--- Goal ---
Find the lines that hold the word "березня" and return them.
======== Given information ========
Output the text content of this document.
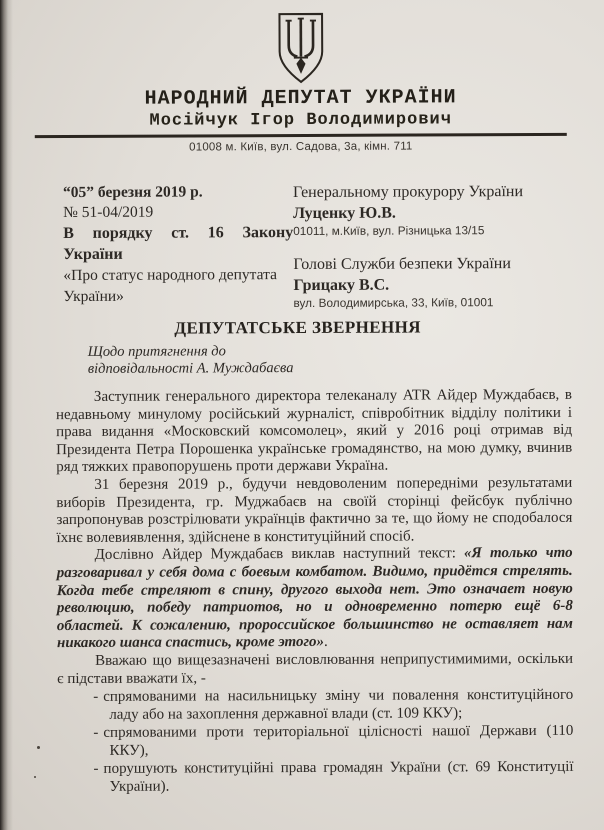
НАРОДНИЙ ДЕПУТАТ УКРАЇНИ
Мосійчук Ігор Володимирович
01008 м. Київ, вул. Садова, 3а, кімн. 711

“05” березня 2019 р.

№ 51-04/2019

В порядку ст. 16 Закону України

«Про статус народного депутата України»

Генеральному прокурору України

Луценку Ю.В.

01011, м.Київ, вул. Різницька 13/15

Голові Служби безпеки України

Грицаку В.С.

вул. Володимирська, 33, Київ, 01001

ДЕПУТАТСЬКЕ ЗВЕРНЕННЯ

Щодо притягнення до
відповідальності А. Муждабаєва

Заступник генерального директора телеканалу ATR Айдер Муждабаєв, в недавньому минулому російський журналіст, співробітник відділу політики і права видання «Московский комсомолец», який у 2016 році отримав від Президента Петра Порошенка українське громадянство, на мою думку, вчинив ряд тяжких правопорушень проти держави Україна.

31 березня 2019 р., будучи невдоволеним попередніми результатами виборів Президента, гр. Муджабаєв на своїй сторінці фейсбук публічно запропонував розстрілювати українців фактично за те, що йому не сподобалося їхнє волевиявлення, здійснене в конституційний спосіб.

Дослівно Айдер Муждабаєв виклав наступний текст: «Я только что разговаривал у себя дома с боевым комбатом. Видимо, придётся стрелять. Когда тебе стреляют в спину, другого выхода нет. Это означает новую революцию, победу патриотов, но и одновременно потерю ещё 6-8 областей. К сожалению, пророссийское большинство не оставляет нам никакого шанса спастись, кроме этого».

Вважаю що вищезазначені висловлювання неприпустимимими, оскільки є підстави вважати їх, -

- спрямованими на насильницьку зміну чи повалення конституційного ладу або на захоплення державної влади (ст. 109 ККУ);
- спрямованими проти територіальної цілісності нашої Держави (110 ККУ),
- порушують конституційні права громадян України (ст. 69 Конституції України).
========
--- Answer to this exercise ---
“05” березня 2019 р.
31 березня 2019 р., будучи невдоволеним попередніми результатами виборів Президента, гр. Муджабаєв на своїй сторінці фейсбук публічно запропонував розстрілювати українців фактично за те, що йому не сподобалося їхнє волевиявлення, здійснене в конституційний спосіб.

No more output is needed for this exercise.